# START OF Supplied records
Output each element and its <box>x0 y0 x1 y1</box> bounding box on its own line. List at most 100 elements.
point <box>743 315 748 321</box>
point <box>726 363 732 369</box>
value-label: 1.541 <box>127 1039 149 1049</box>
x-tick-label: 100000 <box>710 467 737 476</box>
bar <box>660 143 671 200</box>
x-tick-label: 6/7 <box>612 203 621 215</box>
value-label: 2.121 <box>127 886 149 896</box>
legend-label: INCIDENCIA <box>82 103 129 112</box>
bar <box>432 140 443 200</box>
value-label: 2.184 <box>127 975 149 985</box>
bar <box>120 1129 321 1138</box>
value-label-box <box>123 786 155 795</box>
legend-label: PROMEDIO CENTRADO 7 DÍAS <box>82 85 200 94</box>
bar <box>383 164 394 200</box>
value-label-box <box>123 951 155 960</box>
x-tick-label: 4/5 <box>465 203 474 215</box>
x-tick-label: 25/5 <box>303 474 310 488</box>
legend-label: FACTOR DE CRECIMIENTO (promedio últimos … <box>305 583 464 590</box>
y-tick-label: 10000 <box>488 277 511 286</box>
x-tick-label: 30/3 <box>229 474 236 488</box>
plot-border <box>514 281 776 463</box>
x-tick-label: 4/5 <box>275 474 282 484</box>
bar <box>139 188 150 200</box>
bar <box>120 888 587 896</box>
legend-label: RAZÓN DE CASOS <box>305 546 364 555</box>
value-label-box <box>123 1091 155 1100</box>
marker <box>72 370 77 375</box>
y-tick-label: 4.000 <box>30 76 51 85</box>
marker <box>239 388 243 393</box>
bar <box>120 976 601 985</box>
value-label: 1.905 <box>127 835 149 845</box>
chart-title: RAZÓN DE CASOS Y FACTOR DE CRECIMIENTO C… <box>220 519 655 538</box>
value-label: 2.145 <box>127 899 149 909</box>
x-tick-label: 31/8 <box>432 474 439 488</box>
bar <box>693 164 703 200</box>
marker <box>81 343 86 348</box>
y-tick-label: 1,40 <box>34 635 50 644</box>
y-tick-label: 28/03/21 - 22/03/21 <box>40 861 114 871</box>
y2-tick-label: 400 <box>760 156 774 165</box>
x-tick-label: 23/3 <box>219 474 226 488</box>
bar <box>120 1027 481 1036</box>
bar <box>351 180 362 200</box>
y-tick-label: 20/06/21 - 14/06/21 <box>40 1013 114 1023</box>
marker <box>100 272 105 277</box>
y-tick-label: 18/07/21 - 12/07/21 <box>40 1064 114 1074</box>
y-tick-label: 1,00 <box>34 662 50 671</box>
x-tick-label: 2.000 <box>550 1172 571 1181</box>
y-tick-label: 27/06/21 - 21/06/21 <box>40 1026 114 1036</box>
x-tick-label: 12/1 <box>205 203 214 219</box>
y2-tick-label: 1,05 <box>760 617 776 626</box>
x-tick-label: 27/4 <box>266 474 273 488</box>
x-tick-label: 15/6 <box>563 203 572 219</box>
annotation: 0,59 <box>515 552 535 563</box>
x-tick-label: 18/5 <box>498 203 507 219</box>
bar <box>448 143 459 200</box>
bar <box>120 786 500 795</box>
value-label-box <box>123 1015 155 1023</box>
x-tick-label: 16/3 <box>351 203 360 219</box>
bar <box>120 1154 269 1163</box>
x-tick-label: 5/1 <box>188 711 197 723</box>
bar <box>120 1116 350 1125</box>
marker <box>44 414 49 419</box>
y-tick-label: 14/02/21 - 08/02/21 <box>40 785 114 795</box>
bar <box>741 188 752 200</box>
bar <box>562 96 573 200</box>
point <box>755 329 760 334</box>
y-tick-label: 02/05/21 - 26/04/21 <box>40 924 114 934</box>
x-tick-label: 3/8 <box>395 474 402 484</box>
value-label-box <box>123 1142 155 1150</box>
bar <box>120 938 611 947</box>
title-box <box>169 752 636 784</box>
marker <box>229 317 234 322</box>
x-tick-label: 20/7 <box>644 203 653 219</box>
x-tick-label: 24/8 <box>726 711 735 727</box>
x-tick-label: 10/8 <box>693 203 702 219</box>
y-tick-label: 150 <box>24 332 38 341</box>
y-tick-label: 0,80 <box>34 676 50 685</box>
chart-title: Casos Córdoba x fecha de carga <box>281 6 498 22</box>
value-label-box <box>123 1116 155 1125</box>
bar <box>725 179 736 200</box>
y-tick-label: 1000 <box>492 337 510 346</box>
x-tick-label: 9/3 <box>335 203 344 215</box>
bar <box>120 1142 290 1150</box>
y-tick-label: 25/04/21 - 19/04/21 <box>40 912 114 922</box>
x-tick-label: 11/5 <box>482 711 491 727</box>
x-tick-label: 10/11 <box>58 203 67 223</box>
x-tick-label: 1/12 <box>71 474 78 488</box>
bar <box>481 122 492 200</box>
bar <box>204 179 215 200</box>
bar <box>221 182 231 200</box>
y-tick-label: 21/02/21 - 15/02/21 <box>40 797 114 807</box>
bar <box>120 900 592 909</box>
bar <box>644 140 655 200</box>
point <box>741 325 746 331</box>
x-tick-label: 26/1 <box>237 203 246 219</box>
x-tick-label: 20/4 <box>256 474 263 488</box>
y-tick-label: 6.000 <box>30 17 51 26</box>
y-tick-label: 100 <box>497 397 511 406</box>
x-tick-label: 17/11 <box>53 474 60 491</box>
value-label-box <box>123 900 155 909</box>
# END OF Supplied records
- [What to produce]:
Count the lines of the records above that contain the string "title". Reply with the number alone.

- [Solution to the exercise]:
3